### TASK DIRECTIONS
Determine the number of lines containing the word "кодекса". Reply with it and nothing else.

### DATA RECORDS
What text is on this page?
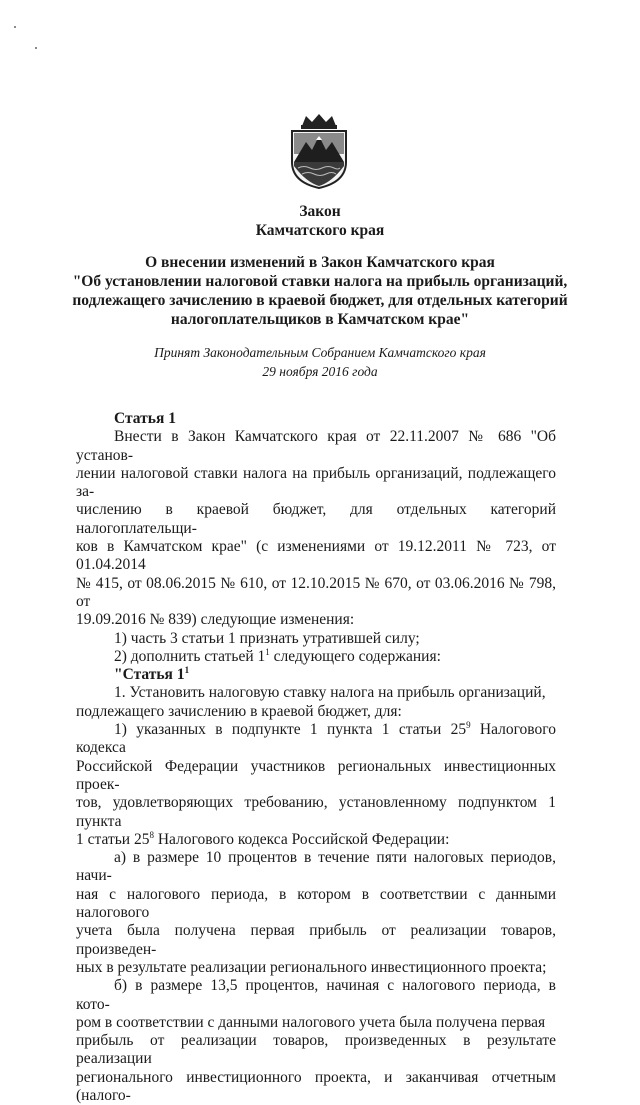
Закон
Камчатского края
О внесении изменений в Закон Камчатского края
"Об установлении налоговой ставки налога на прибыль организаций,
подлежащего зачислению в краевой бюджет, для отдельных категорий
налогоплательщиков в Камчатском крае"
Принят Законодательным Собранием Камчатского края
29 ноября 2016 года

Статья 1

Внести в Закон Камчатского края от 22.11.2007 № 686 "Об установ-

лении налоговой ставки налога на прибыль организаций, подлежащего за-

числению в краевой бюджет, для отдельных категорий налогоплательщи-

ков в Камчатском крае" (с изменениями от 19.12.2011 № 723, от 01.04.2014

№ 415, от 08.06.2015 № 610, от 12.10.2015 № 670, от 03.06.2016 № 798, от

19.09.2016 № 839) следующие изменения:

1) часть 3 статьи 1 признать утратившей силу;

2) дополнить статьей $1^1$ следующего содержания:

"Статья $1^1$

1. Установить налоговую ставку налога на прибыль организаций,

подлежащего зачислению в краевой бюджет, для:

1) указанных в подпункте 1 пункта 1 статьи $25^9$ Налогового кодекса

Российской Федерации участников региональных инвестиционных проек-

тов, удовлетворяющих требованию, установленному подпунктом 1 пункта

1 статьи $25^8$ Налогового кодекса Российской Федерации:

а) в размере 10 процентов в течение пяти налоговых периодов, начи-

ная с налогового периода, в котором в соответствии с данными налогового

учета была получена первая прибыль от реализации товаров, произведен-

ных в результате реализации регионального инвестиционного проекта;

б) в размере 13,5 процентов, начиная с налогового периода, в кото-

ром в соответствии с данными налогового учета была получена первая

прибыль от реализации товаров, произведенных в результате реализации

регионального инвестиционного проекта, и заканчивая отчетным (налого-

### EXERCISE ANSWER
2